+++ ITEMS +++

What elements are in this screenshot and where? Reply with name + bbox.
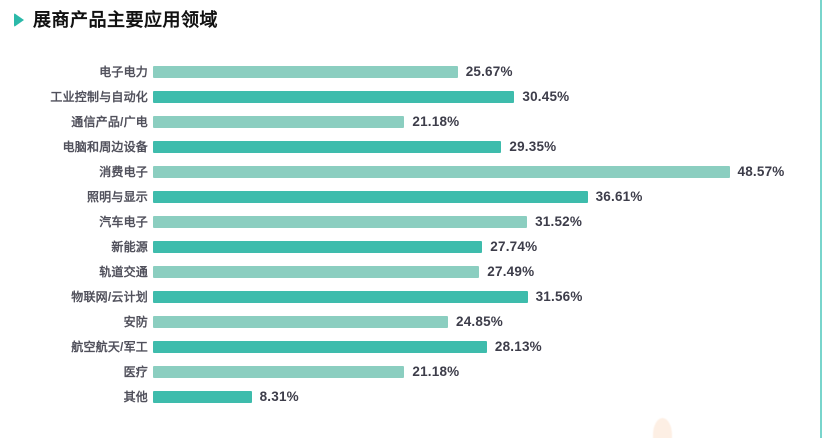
bar (153, 390, 252, 403)
bar (153, 115, 405, 128)
category-label: 轨道交通 (99, 265, 148, 279)
chart-row: 航空航天/军工 28.13% (0, 334, 810, 359)
category-label: 安防 (123, 315, 148, 329)
bar (153, 315, 448, 328)
chart-row: 新能源 27.74% (0, 234, 810, 259)
value-label: 28.13% (494, 339, 542, 354)
bar (153, 65, 458, 78)
bar (153, 90, 515, 103)
value-label: 30.45% (522, 89, 570, 104)
category-label: 电子电力 (99, 65, 148, 79)
chart-row: 通信产品/广电 21.18% (0, 109, 810, 134)
value-label: 36.61% (595, 189, 643, 204)
bar-chart: 电子电力 25.67% 工业控制与自动化 30.45% 通信产品/广电 21.1… (0, 59, 810, 409)
value-label: 31.56% (535, 289, 583, 304)
chart-row: 汽车电子 31.52% (0, 209, 810, 234)
bar (153, 215, 528, 228)
bar (153, 140, 502, 153)
bar (153, 165, 730, 178)
chart-row: 电子电力 25.67% (0, 59, 810, 84)
chart-row: 工业控制与自动化 30.45% (0, 84, 810, 109)
decor-shape (653, 418, 672, 438)
bar (153, 365, 405, 378)
bar (153, 290, 528, 303)
value-label: 21.18% (412, 114, 460, 129)
category-label: 物联网/云计划 (71, 290, 148, 304)
chart-row: 轨道交通 27.49% (0, 259, 810, 284)
category-label: 消费电子 (99, 165, 148, 179)
category-label: 航空航天/军工 (71, 340, 148, 354)
value-label: 27.49% (487, 264, 535, 279)
page-edge-divider (820, 0, 822, 438)
value-label: 27.74% (490, 239, 538, 254)
category-label: 通信产品/广电 (71, 115, 148, 129)
chart-title-block: 展商产品主要应用领域 (14, 10, 218, 30)
value-label: 31.52% (535, 214, 583, 229)
bar (153, 265, 480, 278)
chart-row: 物联网/云计划 31.56% (0, 284, 810, 309)
chart-row: 消费电子 48.57% (0, 159, 810, 184)
value-label: 48.57% (737, 164, 785, 179)
category-label: 医疗 (123, 365, 148, 379)
value-label: 21.18% (412, 364, 460, 379)
category-label: 新能源 (111, 240, 148, 254)
category-label: 电脑和周边设备 (62, 140, 148, 154)
bar (153, 340, 487, 353)
chart-row: 电脑和周边设备 29.35% (0, 134, 810, 159)
bar (153, 240, 483, 253)
category-label: 其他 (123, 390, 148, 404)
title-triangle-icon (14, 13, 24, 27)
page-title: 展商产品主要应用领域 (33, 10, 218, 30)
category-label: 照明与显示 (86, 190, 148, 204)
chart-row: 医疗 21.18% (0, 359, 810, 384)
bar (153, 190, 588, 203)
category-label: 汽车电子 (99, 215, 148, 229)
category-label: 工业控制与自动化 (50, 90, 148, 104)
value-label: 8.31% (259, 389, 299, 404)
chart-row: 照明与显示 36.61% (0, 184, 810, 209)
chart-row: 安防 24.85% (0, 309, 810, 334)
value-label: 25.67% (465, 64, 513, 79)
value-label: 29.35% (509, 139, 557, 154)
chart-row: 其他 8.31% (0, 384, 810, 409)
value-label: 24.85% (456, 314, 503, 329)
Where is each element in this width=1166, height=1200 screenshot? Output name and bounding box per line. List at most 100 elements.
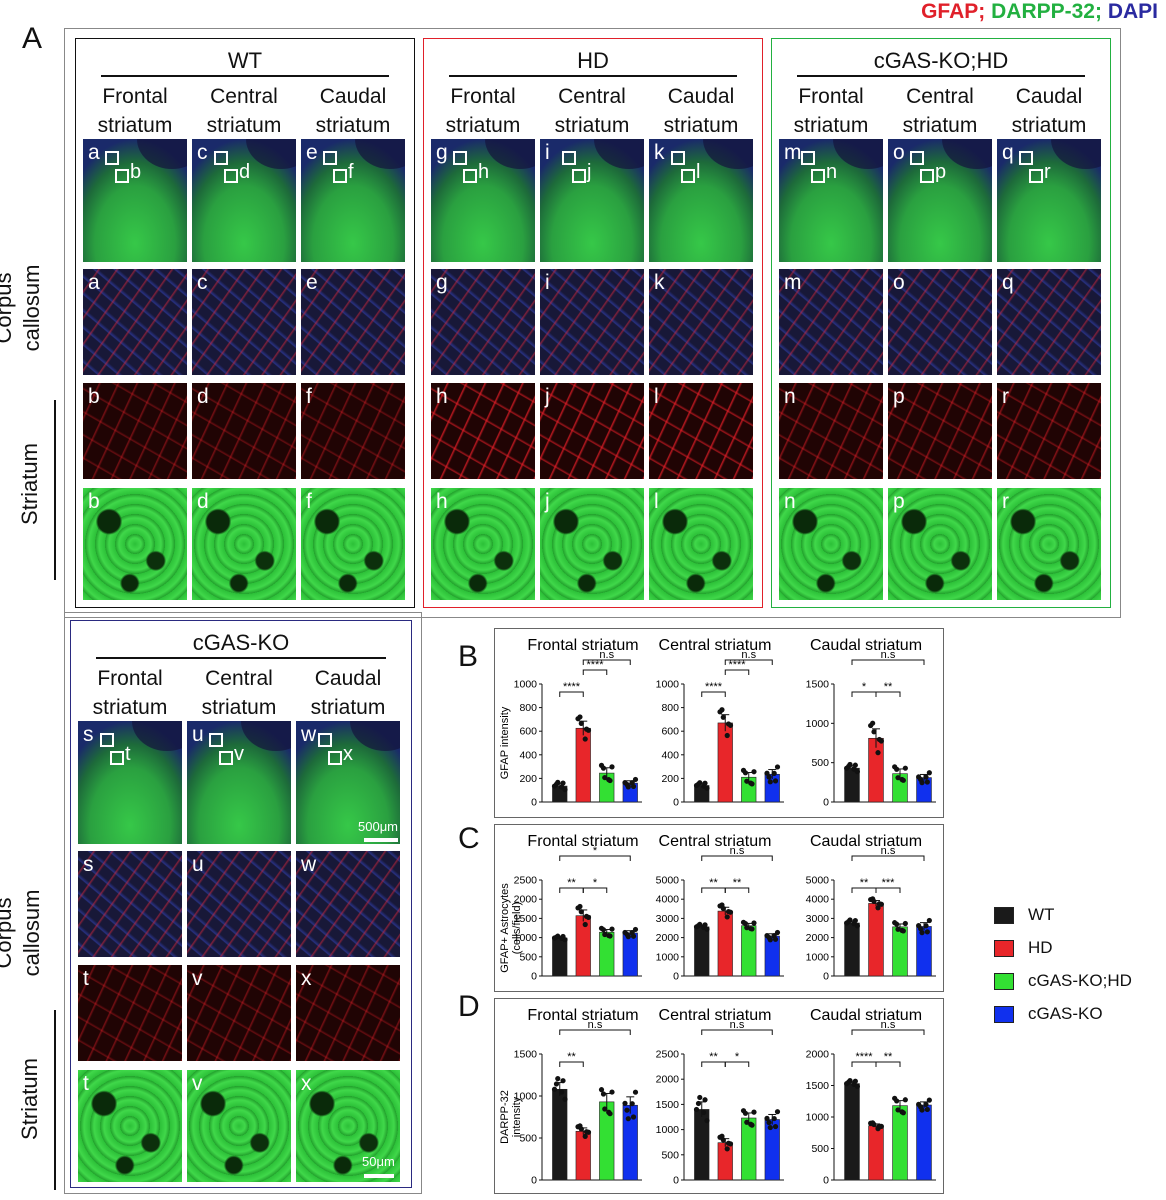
chart-c-3: Frontal striatum 0 500 1000 1500 2000 2500GFAP… bbox=[499, 833, 642, 983]
zoom-image-r2-cgas_hd-1: p bbox=[888, 383, 992, 479]
zoom-image-r1-hd-1: i bbox=[540, 269, 644, 375]
zoom-image-r3-cgas_ko-1: v bbox=[187, 1070, 291, 1182]
data-point bbox=[854, 923, 860, 929]
zoom-image-r3-cgas_hd-0: n bbox=[779, 488, 883, 600]
y-axis-label: (cells/field) bbox=[511, 902, 523, 955]
stain-darpp: DARPP-32; bbox=[991, 0, 1102, 23]
data-point bbox=[895, 1107, 901, 1113]
sig-label: * bbox=[593, 877, 598, 889]
data-point bbox=[772, 1123, 779, 1130]
overview-label-b: n bbox=[826, 161, 838, 183]
data-point bbox=[902, 765, 908, 771]
zoom-label: o bbox=[893, 271, 905, 294]
y-tick-label: 1500 bbox=[514, 1049, 538, 1061]
sig-label: n.s bbox=[881, 649, 896, 661]
zoom-image-r1-wt-1: c bbox=[192, 269, 296, 375]
zoom-label: x bbox=[301, 1072, 312, 1095]
y-tick-label: 3000 bbox=[806, 913, 830, 925]
data-point bbox=[871, 729, 877, 735]
sig-label: ** bbox=[733, 877, 742, 889]
roi-box-2 bbox=[463, 169, 477, 183]
sig-label: n.s bbox=[881, 845, 896, 857]
zoom-label: p bbox=[893, 385, 905, 408]
y-tick-label: 2000 bbox=[806, 1049, 830, 1061]
zoom-label: b bbox=[88, 385, 100, 408]
overview-label-a: c bbox=[197, 141, 208, 164]
data-point bbox=[742, 1110, 749, 1116]
data-point bbox=[751, 1109, 757, 1115]
data-point bbox=[876, 1123, 882, 1129]
legend-item: cGAS-KO bbox=[994, 1004, 1164, 1026]
zoom-label: k bbox=[654, 271, 665, 294]
data-point bbox=[697, 1094, 703, 1101]
group-title-hd: HD bbox=[577, 48, 609, 73]
data-point bbox=[749, 926, 755, 932]
zoom-image-r1-cgas_hd-0: m bbox=[779, 269, 883, 375]
y-axis-label: DARPP-32 bbox=[499, 1090, 511, 1144]
data-point bbox=[744, 925, 750, 931]
sig-label: * bbox=[593, 845, 598, 857]
zoom-image-r3-cgas_hd-1: p bbox=[888, 488, 992, 600]
chart-b-1: Central striatum 0 200 400 600 800 1000 **** ***… bbox=[656, 637, 784, 809]
data-point bbox=[870, 896, 876, 902]
y-tick-label: 1500 bbox=[806, 679, 830, 691]
sig-bracket bbox=[701, 855, 773, 861]
data-point bbox=[725, 908, 732, 915]
zoom-image-r3-hd-1: j bbox=[540, 488, 644, 600]
data-point bbox=[924, 929, 930, 935]
y-tick-label: 1500 bbox=[514, 913, 538, 925]
data-point bbox=[609, 926, 615, 932]
y-tick-label: 2500 bbox=[514, 875, 538, 887]
side-label-striatum-bottom: Striatum bbox=[17, 1058, 42, 1140]
zoom-image-r2-wt-2: f bbox=[301, 383, 405, 479]
group-rule-wt bbox=[101, 75, 389, 77]
data-point bbox=[629, 1101, 635, 1107]
y-tick-label: 1000 bbox=[806, 951, 830, 963]
data-point bbox=[926, 1097, 932, 1103]
data-point bbox=[559, 1089, 565, 1095]
bar-0 bbox=[844, 1083, 860, 1181]
col-head-hd-1: Central striatum bbox=[554, 85, 630, 137]
sig-label: ** bbox=[709, 1051, 718, 1063]
data-point bbox=[632, 776, 639, 783]
zoom-image-r3-wt-2: f bbox=[301, 488, 405, 600]
data-point bbox=[766, 934, 772, 941]
y-tick-label: 1000 bbox=[514, 1091, 538, 1103]
data-point bbox=[772, 778, 779, 784]
data-point bbox=[751, 920, 757, 926]
data-point bbox=[607, 933, 613, 939]
overview-label-a: w bbox=[301, 723, 317, 746]
data-point bbox=[600, 927, 607, 933]
data-point bbox=[630, 933, 637, 939]
data-point bbox=[555, 1076, 561, 1082]
data-point bbox=[894, 1098, 900, 1104]
group-frame-hd bbox=[423, 38, 763, 608]
stain-gfap: GFAP; bbox=[921, 0, 986, 23]
chart-c-4: Central striatum 0 1000 2000 3000 4000 5000 ** *… bbox=[656, 833, 784, 983]
data-point bbox=[553, 934, 560, 940]
y-tick-label: 1000 bbox=[806, 718, 830, 730]
roi-box-1 bbox=[801, 151, 815, 165]
legend-label: cGAS-KO;HD bbox=[1028, 971, 1132, 990]
group-frame-cgas_hd bbox=[771, 38, 1111, 608]
data-point bbox=[719, 707, 725, 713]
data-point bbox=[583, 913, 590, 920]
y-tick-label: 4000 bbox=[806, 894, 830, 906]
roi-box-2 bbox=[328, 751, 342, 765]
chart-title: Frontal striatum bbox=[527, 833, 638, 850]
panel-letter-a: A bbox=[22, 22, 43, 55]
data-point bbox=[598, 1087, 605, 1093]
zoom-label: r bbox=[1002, 385, 1009, 408]
data-point bbox=[766, 1119, 772, 1126]
data-point bbox=[725, 721, 732, 727]
roi-box-2 bbox=[920, 169, 934, 183]
data-point bbox=[923, 923, 929, 929]
bar-2 bbox=[892, 1105, 908, 1181]
roi-box-1 bbox=[671, 151, 685, 165]
bar-1 bbox=[575, 1130, 591, 1181]
data-point bbox=[764, 770, 770, 776]
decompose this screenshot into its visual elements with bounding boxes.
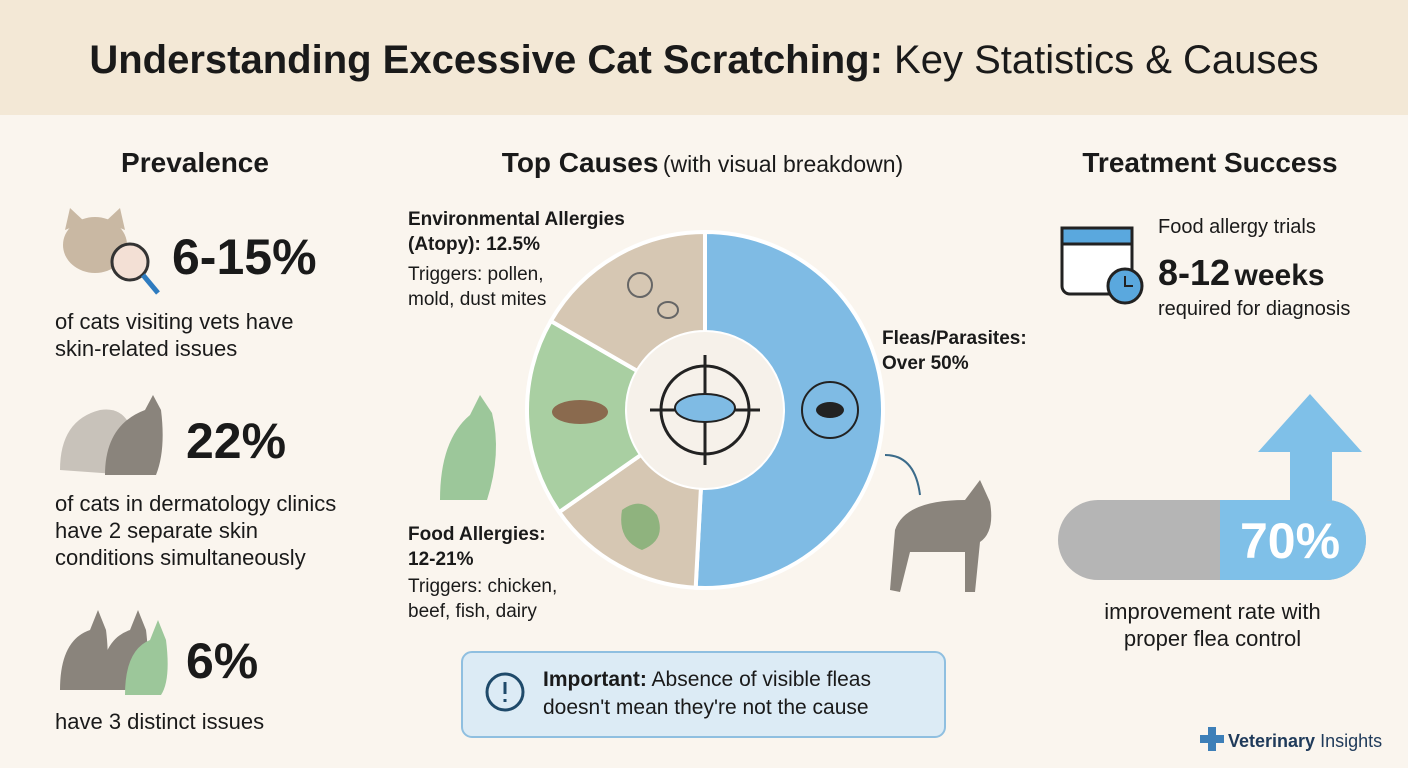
brand-rest: Insights — [1320, 731, 1383, 751]
title-rest: Key Statistics & Causes — [894, 38, 1319, 82]
trial-label: Food allergy trials — [1158, 216, 1316, 238]
note-text: Absence of visible fleas doesn't mean th… — [543, 668, 871, 719]
section-heading: Treatment Success — [1082, 147, 1338, 178]
flea-target — [801, 381, 859, 439]
arrow — [884, 454, 921, 496]
cause-label: Environmental Allergies (Atopy): 12.5% — [408, 209, 625, 255]
flea-small — [816, 402, 844, 418]
trial-value-row: 8-12 weeks — [1158, 252, 1325, 294]
cause-detail: Triggers: chicken, beef, fish, dairy — [408, 576, 558, 622]
causes-heading: Top Causes (with visual breakdown) — [400, 147, 1005, 179]
stat-text: of cats visiting vets have skin-related … — [55, 309, 294, 361]
brand-logo — [1200, 727, 1224, 751]
brand-strong: Veterinary — [1228, 731, 1316, 751]
calendar-icon — [1060, 226, 1144, 305]
up-arrow — [1258, 394, 1362, 512]
progress-fill — [1220, 500, 1366, 580]
improvement-text: improvement rate with proper flea contro… — [1104, 599, 1321, 651]
trial-value: 8-12 — [1158, 252, 1231, 293]
title: Understanding Excessive Cat Scratching: … — [0, 38, 1408, 83]
trial-unit: weeks — [1234, 259, 1325, 292]
title-strong: Understanding Excessive Cat Scratching: — [89, 38, 883, 82]
flea-icon — [674, 393, 736, 423]
note-icon — [485, 672, 525, 712]
stat-text: of cats in dermatology clinics have 2 se… — [55, 491, 337, 570]
cause-label: Fleas/Parasites: Over 50% — [882, 328, 1027, 374]
stat-value: 6-15% — [172, 229, 317, 285]
cat-icons — [60, 208, 992, 695]
note-strong: Important: — [543, 668, 647, 691]
section-heading: Prevalence — [121, 147, 269, 178]
stat-text: have 3 distinct issues — [55, 709, 265, 734]
note-box — [461, 651, 946, 738]
cause-donut — [525, 229, 885, 590]
food-icon — [621, 503, 660, 550]
cause-detail: Triggers: pollen, mold, dust mites — [408, 264, 547, 310]
brand: Veterinary Insights — [1228, 731, 1382, 752]
stat-value: 6% — [186, 633, 259, 689]
header-band — [0, 0, 1408, 115]
section-heading: Top Causes — [501, 147, 659, 178]
food-bowl — [552, 400, 608, 424]
mite-icon — [657, 301, 679, 319]
pollen-icon — [627, 272, 653, 298]
stat-value: 22% — [186, 413, 287, 469]
cause-label: Food Allergies: 12-21% — [408, 524, 546, 570]
heading-note: (with visual breakdown) — [662, 151, 904, 177]
note: Important: Absence of visible fleas does… — [543, 666, 933, 722]
trial-text: required for diagnosis — [1158, 298, 1351, 320]
improvement-value: 70% — [1239, 513, 1341, 569]
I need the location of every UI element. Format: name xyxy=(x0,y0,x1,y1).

+++

__WHAT YOU HAVE TO DO__. Transcribe the items from the line with "brand-rest: Insights — [1320, 731, 1383, 751]" up to and including the line with "food-bowl — [552, 400, 608, 424]", keeping each line identical.

__ANSWER FOR THE TASK__.
brand-rest: Insights — [1320, 731, 1383, 751]
title-rest: Key Statistics & Causes — [894, 38, 1319, 82]
trial-label: Food allergy trials — [1158, 216, 1316, 238]
note-text: Absence of visible fleas doesn't mean th… — [543, 668, 871, 719]
section-heading: Treatment Success — [1082, 147, 1338, 178]
flea-target — [801, 381, 859, 439]
arrow — [884, 454, 921, 496]
cause-label: Environmental Allergies (Atopy): 12.5% — [408, 209, 625, 255]
flea-small — [816, 402, 844, 418]
trial-value-row: 8-12 weeks — [1158, 252, 1325, 294]
cause-detail: Triggers: chicken, beef, fish, dairy — [408, 576, 558, 622]
causes-heading: Top Causes (with visual breakdown) — [400, 147, 1005, 179]
stat-text: of cats visiting vets have skin-related … — [55, 309, 294, 361]
brand-logo — [1200, 727, 1224, 751]
brand-strong: Veterinary — [1228, 731, 1316, 751]
calendar-icon — [1060, 226, 1144, 305]
up-arrow — [1258, 394, 1362, 512]
progress-fill — [1220, 500, 1366, 580]
improvement-text: improvement rate with proper flea contro… — [1104, 599, 1321, 651]
trial-value: 8-12 — [1158, 252, 1231, 293]
title: Understanding Excessive Cat Scratching: … — [0, 38, 1408, 83]
trial-unit: weeks — [1234, 259, 1325, 292]
title-strong: Understanding Excessive Cat Scratching: — [89, 38, 883, 82]
flea-icon — [674, 393, 736, 423]
note-icon — [485, 672, 525, 712]
stat-text: of cats in dermatology clinics have 2 se… — [55, 491, 337, 570]
cause-label: Fleas/Parasites: Over 50% — [882, 328, 1027, 374]
stat-value: 6-15% — [172, 229, 317, 285]
cat-icons — [60, 208, 992, 695]
note-strong: Important: — [543, 668, 647, 691]
section-heading: Prevalence — [121, 147, 269, 178]
stat-text: have 3 distinct issues — [55, 709, 265, 734]
note-box — [461, 651, 946, 738]
cause-donut — [525, 229, 885, 590]
food-icon — [621, 503, 660, 550]
cause-detail: Triggers: pollen, mold, dust mites — [408, 264, 547, 310]
brand: Veterinary Insights — [1228, 731, 1382, 752]
stat-value: 6% — [186, 633, 259, 689]
header-band — [0, 0, 1408, 115]
section-heading: Top Causes — [501, 147, 659, 178]
food-bowl — [552, 400, 608, 424]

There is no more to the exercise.